=== REQUIRED TASK ===
Please report every line from the material that contains the word "right".

=== INPUT ROWS ===
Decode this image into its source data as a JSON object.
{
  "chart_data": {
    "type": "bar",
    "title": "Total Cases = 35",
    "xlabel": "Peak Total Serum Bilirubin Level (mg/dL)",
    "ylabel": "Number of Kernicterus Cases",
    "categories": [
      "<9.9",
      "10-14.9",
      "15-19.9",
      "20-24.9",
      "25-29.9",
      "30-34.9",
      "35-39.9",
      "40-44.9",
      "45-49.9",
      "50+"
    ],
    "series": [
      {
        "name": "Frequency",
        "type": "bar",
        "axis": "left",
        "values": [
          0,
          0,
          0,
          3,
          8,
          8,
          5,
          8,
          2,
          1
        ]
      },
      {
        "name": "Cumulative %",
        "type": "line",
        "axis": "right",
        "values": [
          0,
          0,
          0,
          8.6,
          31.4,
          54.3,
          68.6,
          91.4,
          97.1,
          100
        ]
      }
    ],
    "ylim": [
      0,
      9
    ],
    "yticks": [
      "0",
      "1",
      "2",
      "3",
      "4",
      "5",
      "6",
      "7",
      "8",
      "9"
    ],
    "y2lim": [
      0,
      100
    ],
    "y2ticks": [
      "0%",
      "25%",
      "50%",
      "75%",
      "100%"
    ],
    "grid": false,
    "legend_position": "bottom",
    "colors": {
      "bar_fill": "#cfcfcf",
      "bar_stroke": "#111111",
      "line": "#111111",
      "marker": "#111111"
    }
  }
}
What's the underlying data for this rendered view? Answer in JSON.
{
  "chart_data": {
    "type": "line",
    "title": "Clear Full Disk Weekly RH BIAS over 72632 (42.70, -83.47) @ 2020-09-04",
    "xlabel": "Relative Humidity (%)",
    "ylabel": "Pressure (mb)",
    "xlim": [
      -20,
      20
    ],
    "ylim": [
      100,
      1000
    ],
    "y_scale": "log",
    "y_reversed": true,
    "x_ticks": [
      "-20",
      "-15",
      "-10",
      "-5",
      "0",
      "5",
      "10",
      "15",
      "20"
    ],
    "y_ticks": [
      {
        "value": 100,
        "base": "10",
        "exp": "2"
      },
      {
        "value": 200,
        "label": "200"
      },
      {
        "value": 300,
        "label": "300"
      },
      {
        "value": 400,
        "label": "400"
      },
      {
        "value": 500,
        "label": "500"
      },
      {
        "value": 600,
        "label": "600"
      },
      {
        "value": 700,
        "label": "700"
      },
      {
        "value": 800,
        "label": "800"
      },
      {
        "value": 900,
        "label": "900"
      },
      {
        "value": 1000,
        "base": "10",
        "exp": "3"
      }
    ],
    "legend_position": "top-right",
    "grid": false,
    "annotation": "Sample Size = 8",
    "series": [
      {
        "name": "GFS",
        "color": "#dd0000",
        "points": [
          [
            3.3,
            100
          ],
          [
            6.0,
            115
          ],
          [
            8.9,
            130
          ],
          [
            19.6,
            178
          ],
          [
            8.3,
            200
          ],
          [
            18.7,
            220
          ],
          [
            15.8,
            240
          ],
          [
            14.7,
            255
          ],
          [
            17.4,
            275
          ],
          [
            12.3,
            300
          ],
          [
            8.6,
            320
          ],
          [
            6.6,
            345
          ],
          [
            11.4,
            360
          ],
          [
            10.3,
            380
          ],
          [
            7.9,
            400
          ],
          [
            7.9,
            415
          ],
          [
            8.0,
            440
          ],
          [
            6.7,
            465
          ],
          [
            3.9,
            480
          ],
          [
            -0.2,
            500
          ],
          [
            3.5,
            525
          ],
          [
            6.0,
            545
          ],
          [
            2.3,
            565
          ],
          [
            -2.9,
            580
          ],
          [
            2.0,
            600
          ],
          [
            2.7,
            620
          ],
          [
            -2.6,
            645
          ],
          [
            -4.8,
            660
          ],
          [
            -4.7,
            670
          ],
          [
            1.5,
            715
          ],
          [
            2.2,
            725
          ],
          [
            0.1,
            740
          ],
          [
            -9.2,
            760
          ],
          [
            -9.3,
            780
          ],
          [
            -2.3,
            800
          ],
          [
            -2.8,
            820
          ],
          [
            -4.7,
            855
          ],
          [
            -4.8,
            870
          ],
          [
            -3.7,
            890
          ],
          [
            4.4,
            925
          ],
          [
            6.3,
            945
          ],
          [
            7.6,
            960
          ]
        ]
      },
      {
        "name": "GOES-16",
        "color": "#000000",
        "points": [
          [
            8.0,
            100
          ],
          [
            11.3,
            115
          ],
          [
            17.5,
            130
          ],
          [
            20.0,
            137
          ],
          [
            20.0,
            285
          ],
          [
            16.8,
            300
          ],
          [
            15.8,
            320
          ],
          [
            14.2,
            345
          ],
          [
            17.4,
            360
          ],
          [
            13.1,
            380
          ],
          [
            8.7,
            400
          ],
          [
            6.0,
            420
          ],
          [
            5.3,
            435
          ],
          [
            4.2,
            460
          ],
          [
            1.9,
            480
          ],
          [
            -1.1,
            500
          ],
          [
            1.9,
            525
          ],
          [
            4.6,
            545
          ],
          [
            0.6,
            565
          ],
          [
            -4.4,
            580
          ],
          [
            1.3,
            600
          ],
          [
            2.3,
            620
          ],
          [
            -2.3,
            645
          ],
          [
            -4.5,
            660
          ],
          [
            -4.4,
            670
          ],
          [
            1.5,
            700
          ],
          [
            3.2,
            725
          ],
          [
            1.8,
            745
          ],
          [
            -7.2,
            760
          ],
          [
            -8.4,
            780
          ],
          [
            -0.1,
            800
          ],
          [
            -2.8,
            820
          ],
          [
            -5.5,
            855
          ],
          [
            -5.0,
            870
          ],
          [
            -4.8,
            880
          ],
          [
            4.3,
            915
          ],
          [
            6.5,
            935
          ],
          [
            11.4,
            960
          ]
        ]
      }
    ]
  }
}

=== IN RESPONSE ===
        "axis": "right",
    "legend_position": "top-right",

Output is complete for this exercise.